╭─ Materials provided
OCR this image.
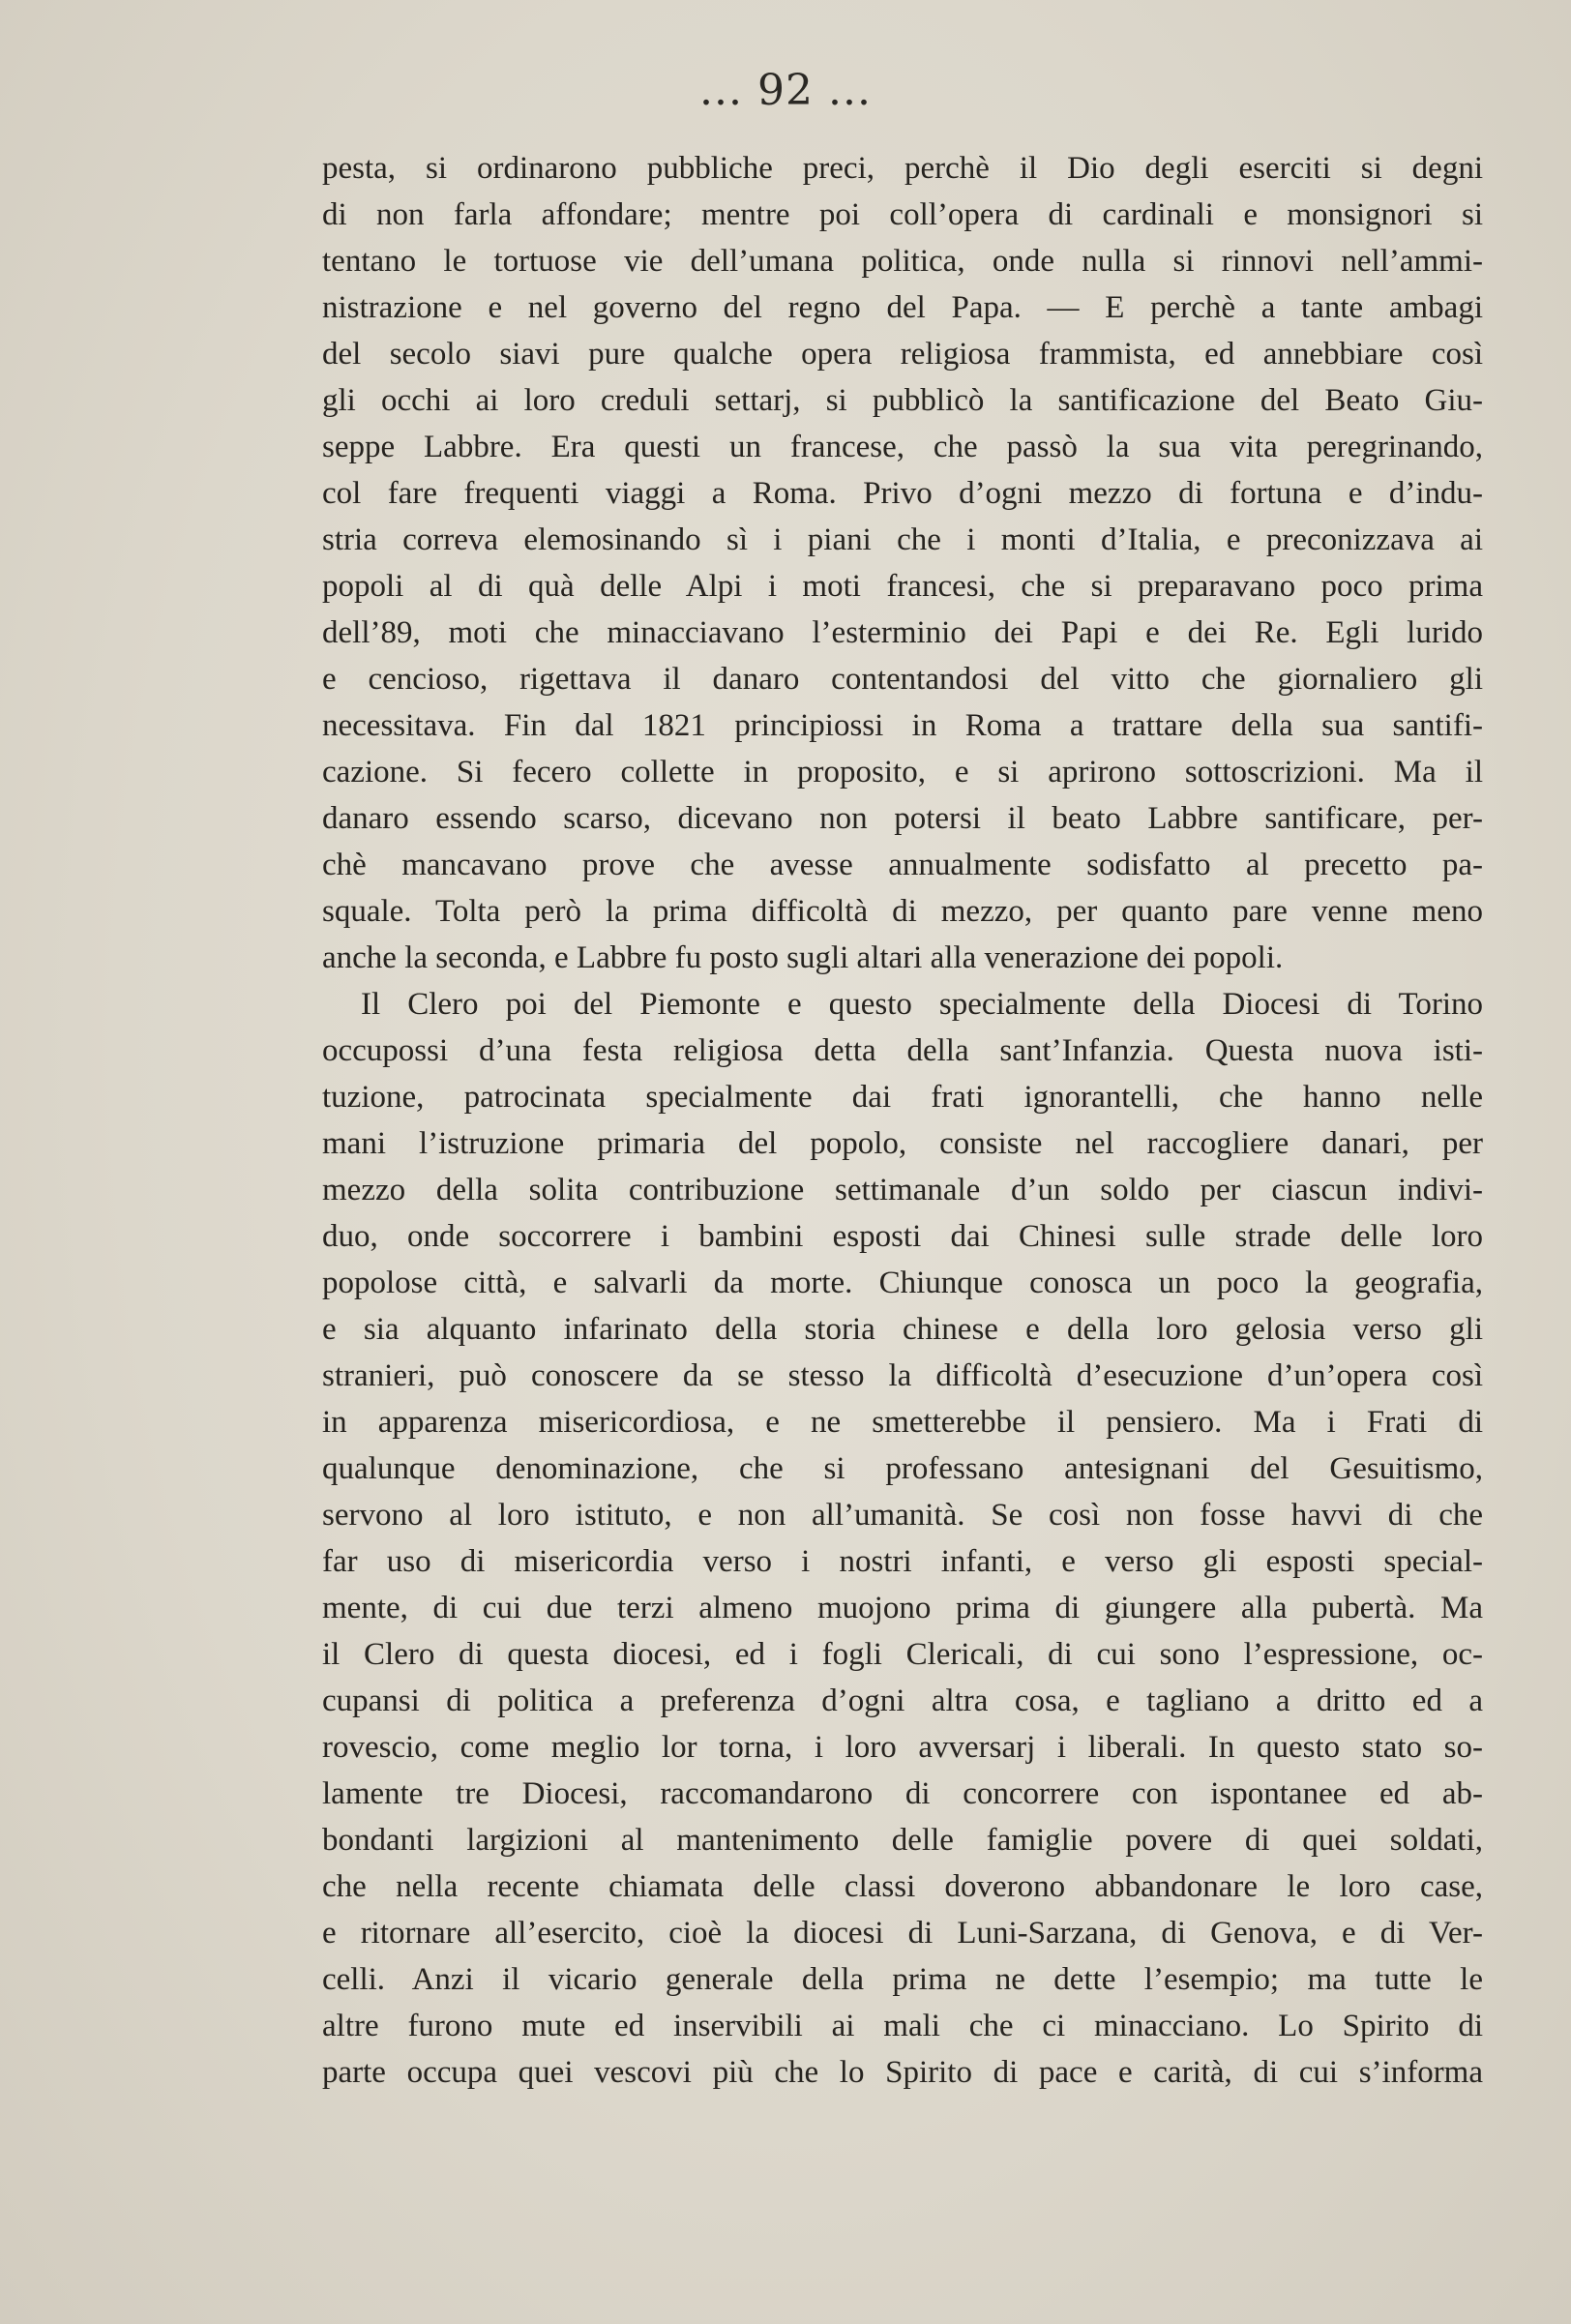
... 92 ...
pesta, si ordinarono pubbliche preci, perchè il Dio degli eserciti si degni
di non farla affondare; mentre poi coll’opera di cardinali e monsignori si
tentano le tortuose vie dell’umana politica, onde nulla si rinnovi nell’ammi-
nistrazione e nel governo del regno del Papa. — E perchè a tante ambagi
del secolo siavi pure qualche opera religiosa frammista, ed annebbiare così
gli occhi ai loro creduli settarj, si pubblicò la santificazione del Beato Giu-
seppe Labbre. Era questi un francese, che passò la sua vita peregrinando,
col fare frequenti viaggi a Roma. Privo d’ogni mezzo di fortuna e d’indu-
stria correva elemosinando sì i piani che i monti d’Italia, e preconizzava ai
popoli al di quà delle Alpi i moti francesi, che si preparavano poco prima
dell’89, moti che minacciavano l’esterminio dei Papi e dei Re. Egli lurido
e cencioso, rigettava il danaro contentandosi del vitto che giornaliero gli
necessitava. Fin dal 1821 principiossi in Roma a trattare della sua santifi-
cazione. Si fecero collette in proposito, e si aprirono sottoscrizioni. Ma il
danaro essendo scarso, dicevano non potersi il beato Labbre santificare, per-
chè mancavano prove che avesse annualmente sodisfatto al precetto pa-
squale. Tolta però la prima difficoltà di mezzo, per quanto pare venne meno
anche la seconda, e Labbre fu posto sugli altari alla venerazione dei popoli.
Il Clero poi del Piemonte e questo specialmente della Diocesi di Torino
occupossi d’una festa religiosa detta della sant’Infanzia. Questa nuova isti-
tuzione, patrocinata specialmente dai frati ignorantelli, che hanno nelle
mani l’istruzione primaria del popolo, consiste nel raccogliere danari, per
mezzo della solita contribuzione settimanale d’un soldo per ciascun indivi-
duo, onde soccorrere i bambini esposti dai Chinesi sulle strade delle loro
popolose città, e salvarli da morte. Chiunque conosca un poco la geografia,
e sia alquanto infarinato della storia chinese e della loro gelosia verso gli
stranieri, può conoscere da se stesso la difficoltà d’esecuzione d’un’opera così
in apparenza misericordiosa, e ne smetterebbe il pensiero. Ma i Frati di
qualunque denominazione, che si professano antesignani del Gesuitismo,
servono al loro istituto, e non all’umanità. Se così non fosse havvi di che
far uso di misericordia verso i nostri infanti, e verso gli esposti special-
mente, di cui due terzi almeno muojono prima di giungere alla pubertà. Ma
il Clero di questa diocesi, ed i fogli Clericali, di cui sono l’espressione, oc-
cupansi di politica a preferenza d’ogni altra cosa, e tagliano a dritto ed a
rovescio, come meglio lor torna, i loro avversarj i liberali. In questo stato so-
lamente tre Diocesi, raccomandarono di concorrere con ispontanee ed ab-
bondanti largizioni al mantenimento delle famiglie povere di quei soldati,
che nella recente chiamata delle classi doverono abbandonare le loro case,
e ritornare all’esercito, cioè la diocesi di Luni-Sarzana, di Genova, e di Ver-
celli. Anzi il vicario generale della prima ne dette l’esempio; ma tutte le
altre furono mute ed inservibili ai mali che ci minacciano. Lo Spirito di
parte occupa quei vescovi più che lo Spirito di pace e carità, di cui s’informa
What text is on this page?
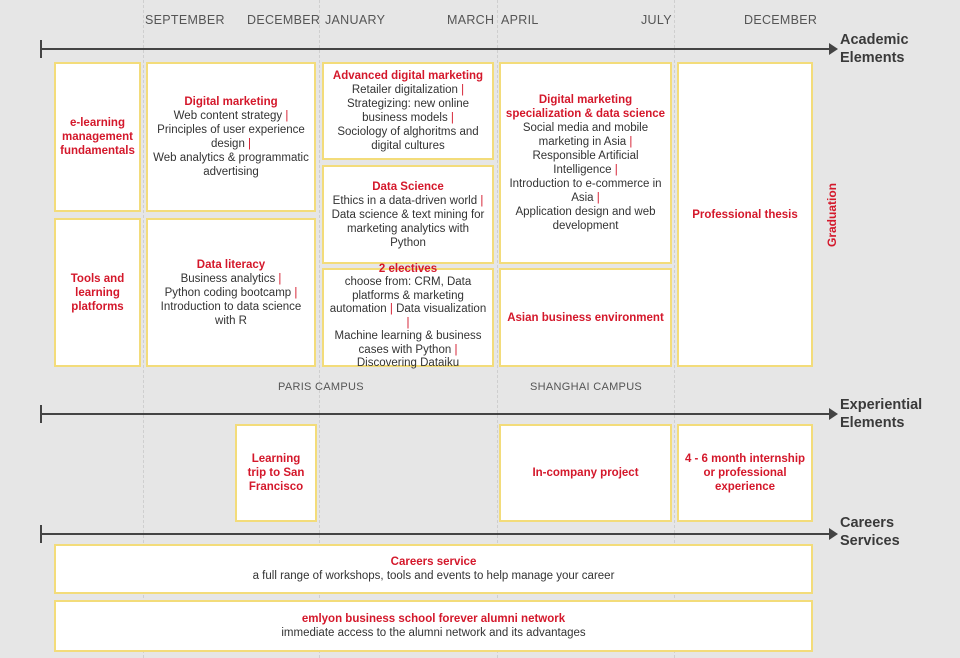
SEPTEMBER DECEMBER JANUARY	MARCH APRIL	JULY	DECEMBER
Academic
Elements
Experiential
Elements
Careers
Services
e-learning management fundamentals
Tools and learning platforms
Digital marketing
Web content strategy |
Principles of user experience design |
Web analytics & programmatic advertising
Data literacy
Business analytics |
Python coding bootcamp |
Introduction to data science with R
Advanced digital marketing
Retailer digitalization |
Strategizing: new online business models |
Sociology of alghoritms and digital cultures
Data Science
Ethics in a data-driven world | Data science & text mining for marketing analytics with Python
2 electives
choose from: CRM, Data platforms & marketing automation | Data visualization |
Machine learning & business cases with Python |
Discovering Dataiku
Digital marketing specialization & data science
Social media and mobile marketing in Asia |
Responsible Artificial Intelligence |
Introduction to e-commerce in Asia |
Application design and web development
Asian business environment
Professional thesis Graduation
PARIS CAMPUS	SHANGHAI CAMPUS
Learning trip to San Francisco
In-company project
4 - 6 month internship or professional experience
Careers service
a full range of workshops, tools and events to help manage your career
emlyon business school forever alumni network
immediate access to the alumni network and its advantages
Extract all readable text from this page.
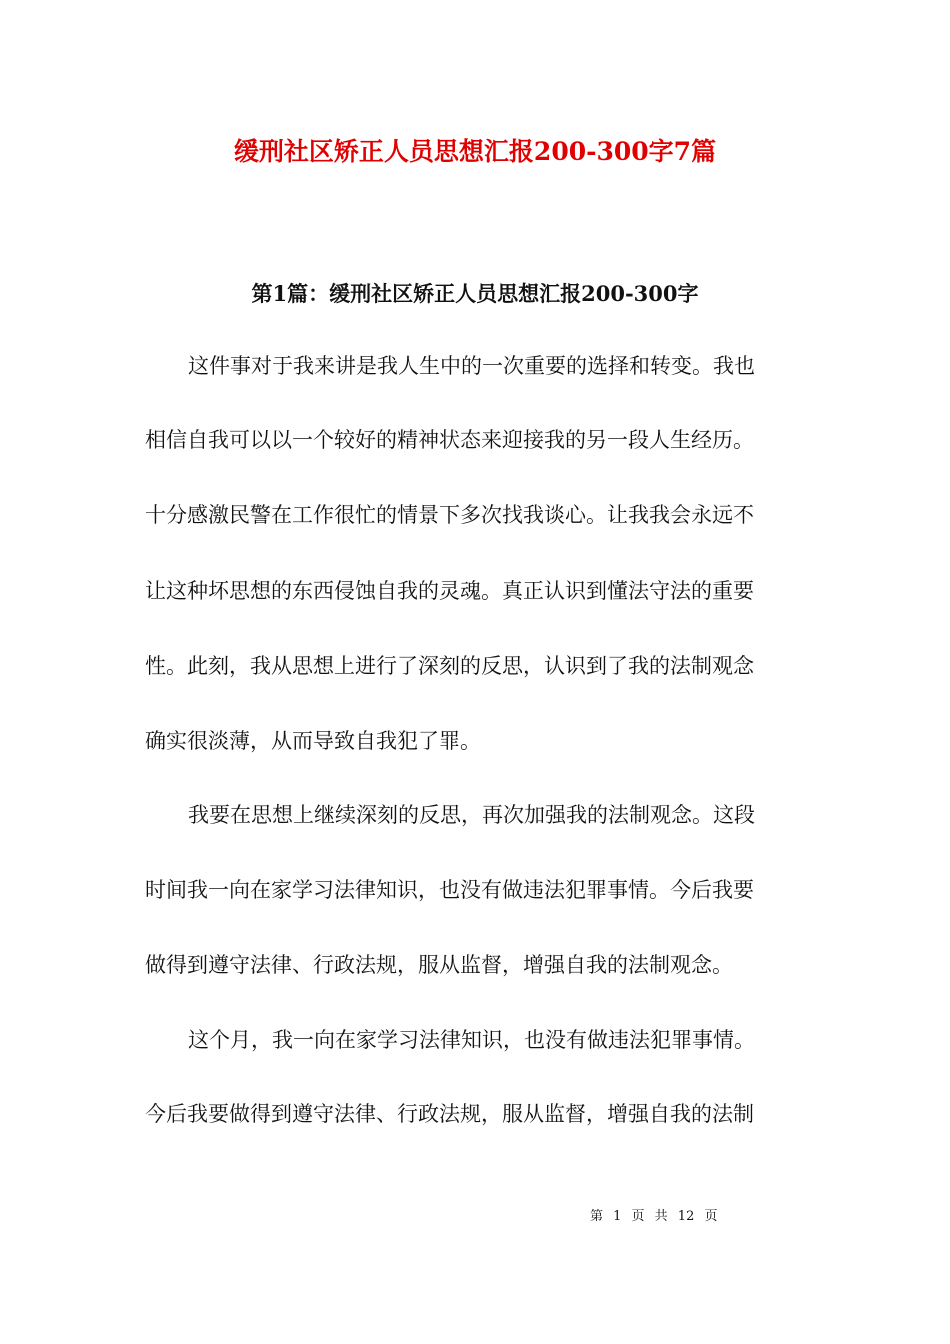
缓刑社区矫正人员思想汇报200-300字7篇
第1篇：缓刑社区矫正人员思想汇报200-300字

这件事对于我来讲是我人生中的一次重要的选择和转变。我也

相信自我可以以一个较好的精神状态来迎接我的另一段人生经历。

十分感激民警在工作很忙的情景下多次找我谈心。让我我会永远不

让这种坏思想的东西侵蚀自我的灵魂。真正认识到懂法守法的重要

性。此刻，我从思想上进行了深刻的反思，认识到了我的法制观念

确实很淡薄，从而导致自我犯了罪。

我要在思想上继续深刻的反思，再次加强我的法制观念。这段

时间我一向在家学习法律知识，也没有做违法犯罪事情。今后我要

做得到遵守法律、行政法规，服从监督，增强自我的法制观念。

这个月，我一向在家学习法律知识，也没有做违法犯罪事情。

今后我要做得到遵守法律、行政法规，服从监督，增强自我的法制

第 1 页 共 12 页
╰─
• [Directions]:
Using the records above, extract exactly and only the lines from the one with "What text is on this page?" through the final line, inclusive, leaving out pictures.

• [Exercise solution]:
What text is on this page?
SEPTEMBER DECEMBER JANUARY	MARCH APRIL	JULY	DECEMBER
Academic
Elements
Experiential
Elements
Careers
Services
e-learning management fundamentals
Tools and learning platforms
Digital marketing
Web content strategy |
Principles of user experience design |
Web analytics & programmatic advertising
Data literacy
Business analytics |
Python coding bootcamp |
Introduction to data science with R
Advanced digital marketing
Retailer digitalization |
Strategizing: new online business models |
Sociology of alghoritms and digital cultures
Data Science
Ethics in a data-driven world | Data science & text mining for marketing analytics with Python
2 electives
choose from: CRM, Data platforms & marketing automation | Data visualization |
Machine learning & business cases with Python |
Discovering Dataiku
Digital marketing specialization & data science
Social media and mobile marketing in Asia |
Responsible Artificial Intelligence |
Introduction to e-commerce in Asia |
Application design and web development
Asian business environment
Professional thesis Graduation
PARIS CAMPUS	SHANGHAI CAMPUS
Learning trip to San Francisco
In-company project
4 - 6 month internship or professional experience
Careers service
a full range of workshops, tools and events to help manage your career
emlyon business school forever alumni network
immediate access to the alumni network and its advantages
Extract all readable text from this page.
缓刑社区矫正人员思想汇报200-300字7篇
第1篇：缓刑社区矫正人员思想汇报200-300字

这件事对于我来讲是我人生中的一次重要的选择和转变。我也

相信自我可以以一个较好的精神状态来迎接我的另一段人生经历。

十分感激民警在工作很忙的情景下多次找我谈心。让我我会永远不

让这种坏思想的东西侵蚀自我的灵魂。真正认识到懂法守法的重要

性。此刻，我从思想上进行了深刻的反思，认识到了我的法制观念

确实很淡薄，从而导致自我犯了罪。

我要在思想上继续深刻的反思，再次加强我的法制观念。这段

时间我一向在家学习法律知识，也没有做违法犯罪事情。今后我要

做得到遵守法律、行政法规，服从监督，增强自我的法制观念。

这个月，我一向在家学习法律知识，也没有做违法犯罪事情。

今后我要做得到遵守法律、行政法规，服从监督，增强自我的法制

第 1 页 共 12 页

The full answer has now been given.